**Exercise aim:**
Keep the pictures out of the copy and print all the entries below exactly.

**Records supplied:**
☆ ☆ ☆ ☆ ☆ ☆ ☆

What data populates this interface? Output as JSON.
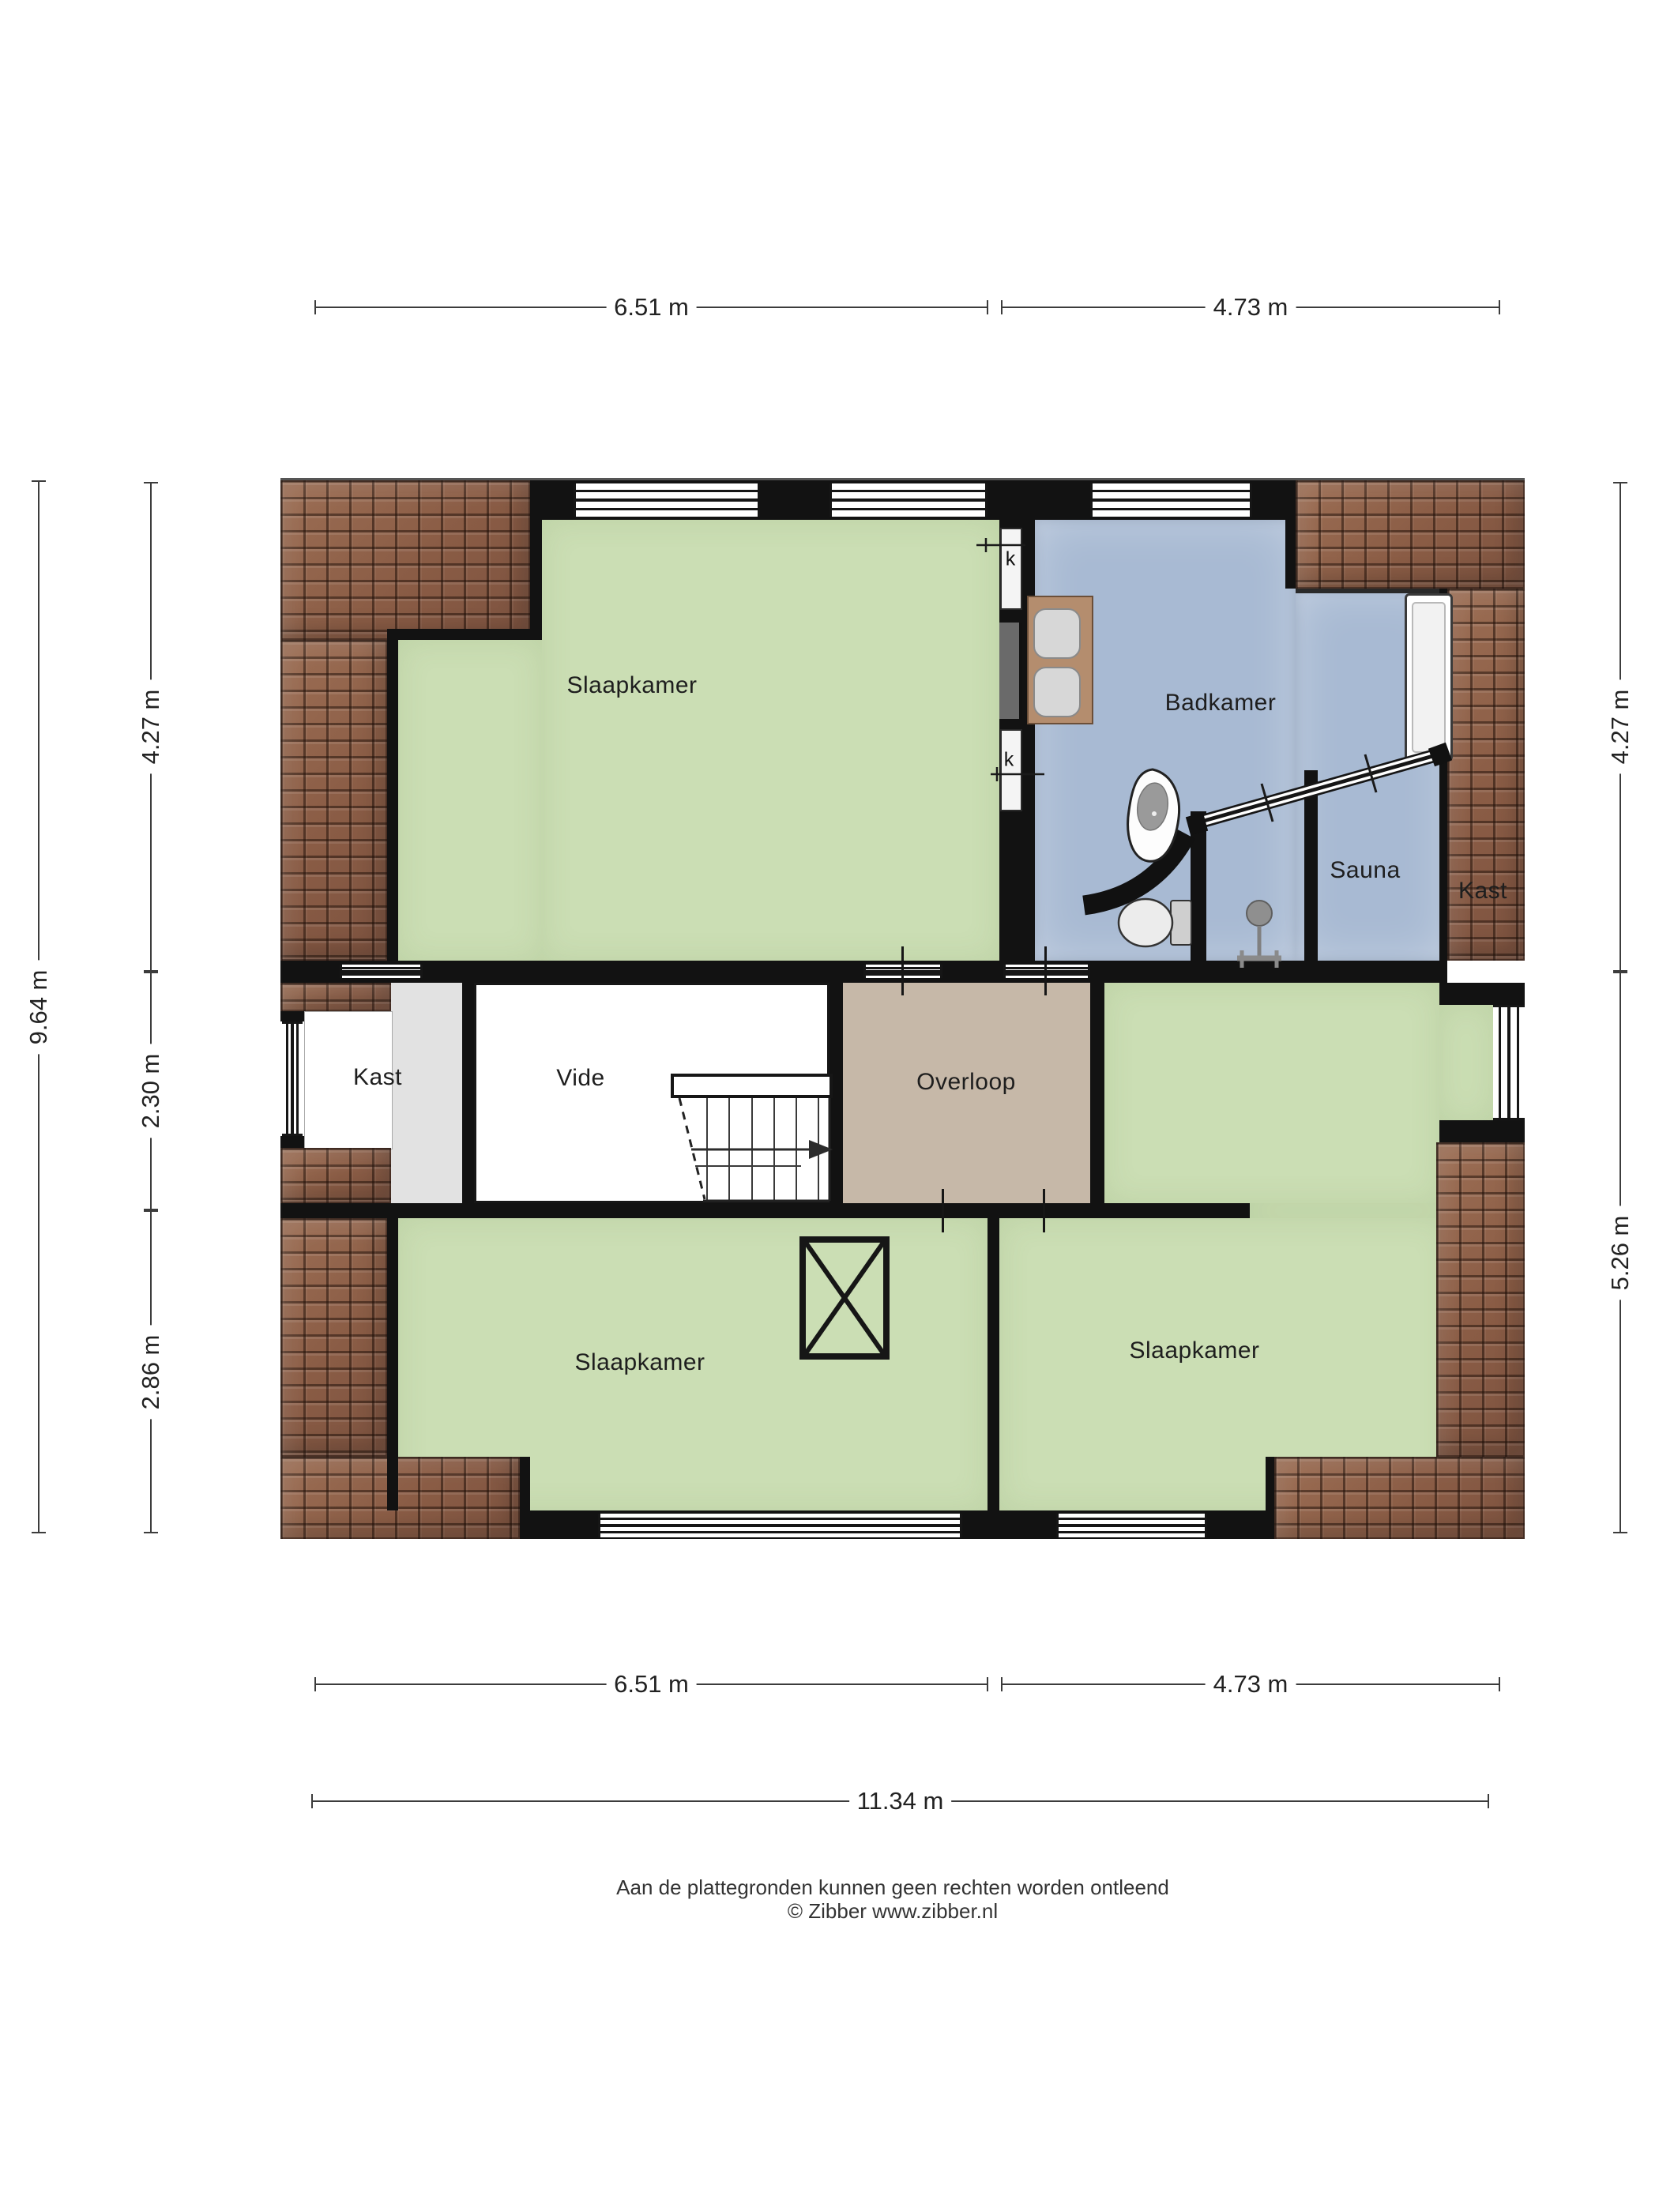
{
  "labels": {
    "bedroom_tl": "Slaapkamer",
    "bathroom": "Badkamer",
    "sauna": "Sauna",
    "closet_right": "Kast",
    "closet_left": "Kast",
    "void_room": "Vide",
    "landing": "Overloop",
    "bedroom_bl": "Slaapkamer",
    "bedroom_br": "Slaapkamer"
  },
  "marks": {
    "k1": "k",
    "k2": "k"
  },
  "dimensions": {
    "top_left": "6.51 m",
    "top_right": "4.73 m",
    "left_total": "9.64 m",
    "left_top": "4.27 m",
    "left_mid": "2.30 m",
    "left_bottom": "2.86 m",
    "right_top": "4.27 m",
    "right_bottom": "5.26 m",
    "bottom_left": "6.51 m",
    "bottom_right": "4.73 m",
    "bottom_total": "11.34 m"
  },
  "footer": {
    "disclaimer": "Aan de plattegronden kunnen geen rechten worden ontleend",
    "copyright": "© Zibber www.zibber.nl"
  },
  "colors": {
    "floor_bedroom": "#cbdeb4",
    "floor_bathroom": "#a8bad3",
    "floor_landing": "#c6b8a8",
    "floor_closet": "#e2e2e2",
    "roof_tiles": "#96684f",
    "walls": "#121212"
  }
}
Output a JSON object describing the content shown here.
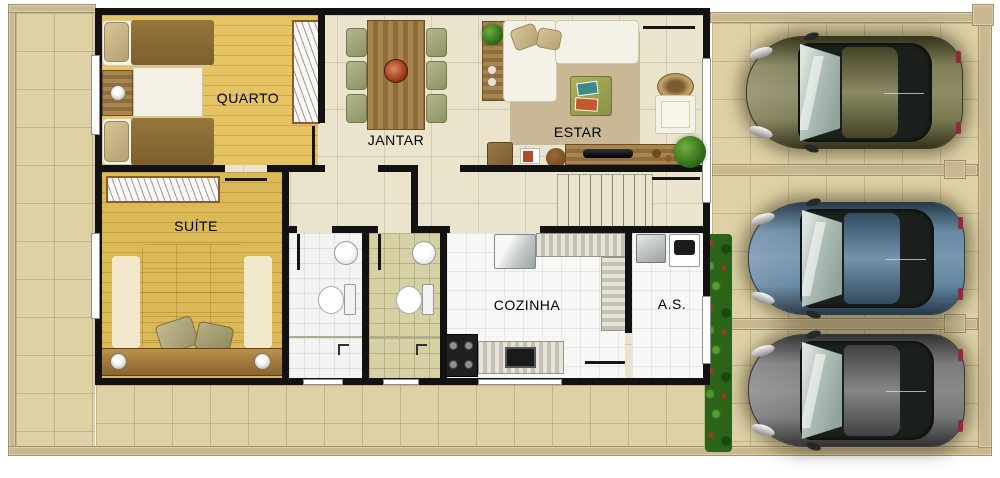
{
  "plan_labels": {
    "quarto": "QUARTO",
    "jantar": "JANTAR",
    "estar": "ESTAR",
    "suite": "SUÍTE",
    "cozinha": "COZINHA",
    "servico": "A.S."
  },
  "colors": {
    "outer_wall": "#c9b890",
    "house_wall": "#121212",
    "ground_tile": "#ddd1a5",
    "wood_floor": "#e6c463",
    "cream_floor": "#e9e4cb",
    "bath_olive_floor": "#d6d0a5",
    "hedge_green": "#2c641a",
    "sofa_white": "#f4f1e6",
    "dining_wood": "#a8854e"
  },
  "garage": {
    "cars": [
      {
        "name": "car-olive",
        "color": "#6a6839"
      },
      {
        "name": "car-blue",
        "color": "#4e7594"
      },
      {
        "name": "car-gray",
        "color": "#646466"
      }
    ]
  }
}
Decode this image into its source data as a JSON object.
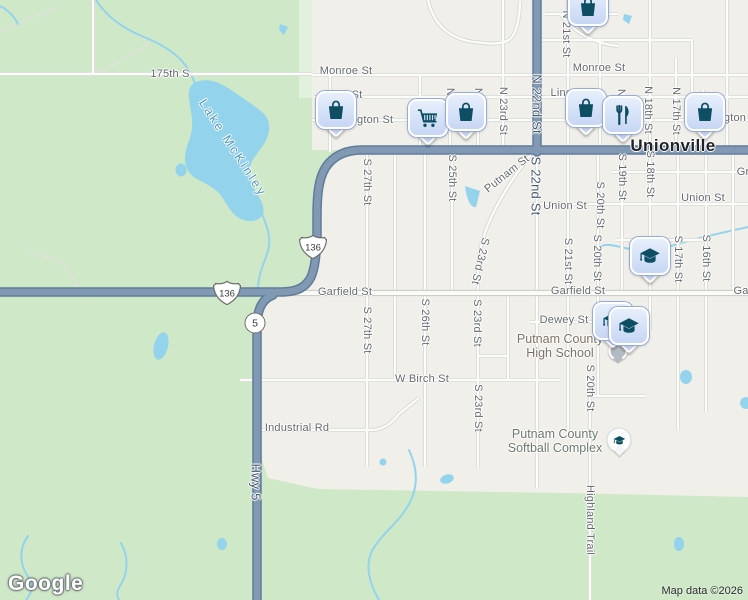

☆ ☆ ☆ ☆ ☆ ☆ ☆

**Exercise result:**
What data populates this interface? Output as JSON.
{
  "labels": {
    "bedroom_tl": "Slaapkamer",
    "bathroom": "Badkamer",
    "sauna": "Sauna",
    "closet_right": "Kast",
    "closet_left": "Kast",
    "void_room": "Vide",
    "landing": "Overloop",
    "bedroom_bl": "Slaapkamer",
    "bedroom_br": "Slaapkamer"
  },
  "marks": {
    "k1": "k",
    "k2": "k"
  },
  "dimensions": {
    "top_left": "6.51 m",
    "top_right": "4.73 m",
    "left_total": "9.64 m",
    "left_top": "4.27 m",
    "left_mid": "2.30 m",
    "left_bottom": "2.86 m",
    "right_top": "4.27 m",
    "right_bottom": "5.26 m",
    "bottom_left": "6.51 m",
    "bottom_right": "4.73 m",
    "bottom_total": "11.34 m"
  },
  "footer": {
    "disclaimer": "Aan de plattegronden kunnen geen rechten worden ontleend",
    "copyright": "© Zibber www.zibber.nl"
  },
  "colors": {
    "floor_bedroom": "#cbdeb4",
    "floor_bathroom": "#a8bad3",
    "floor_landing": "#c6b8a8",
    "floor_closet": "#e2e2e2",
    "roof_tiles": "#96684f",
    "walls": "#121212"
  }
}
Output a JSON object describing the content shown here.
{
  "plan_labels": {
    "quarto": "QUARTO",
    "jantar": "JANTAR",
    "estar": "ESTAR",
    "suite": "SUÍTE",
    "cozinha": "COZINHA",
    "servico": "A.S."
  },
  "colors": {
    "outer_wall": "#c9b890",
    "house_wall": "#121212",
    "ground_tile": "#ddd1a5",
    "wood_floor": "#e6c463",
    "cream_floor": "#e9e4cb",
    "bath_olive_floor": "#d6d0a5",
    "hedge_green": "#2c641a",
    "sofa_white": "#f4f1e6",
    "dining_wood": "#a8854e"
  },
  "garage": {
    "cars": [
      {
        "name": "car-olive",
        "color": "#6a6839"
      },
      {
        "name": "car-blue",
        "color": "#4e7594"
      },
      {
        "name": "car-gray",
        "color": "#646466"
      }
    ]
  }
}
Decode this image into its source data as a JSON object.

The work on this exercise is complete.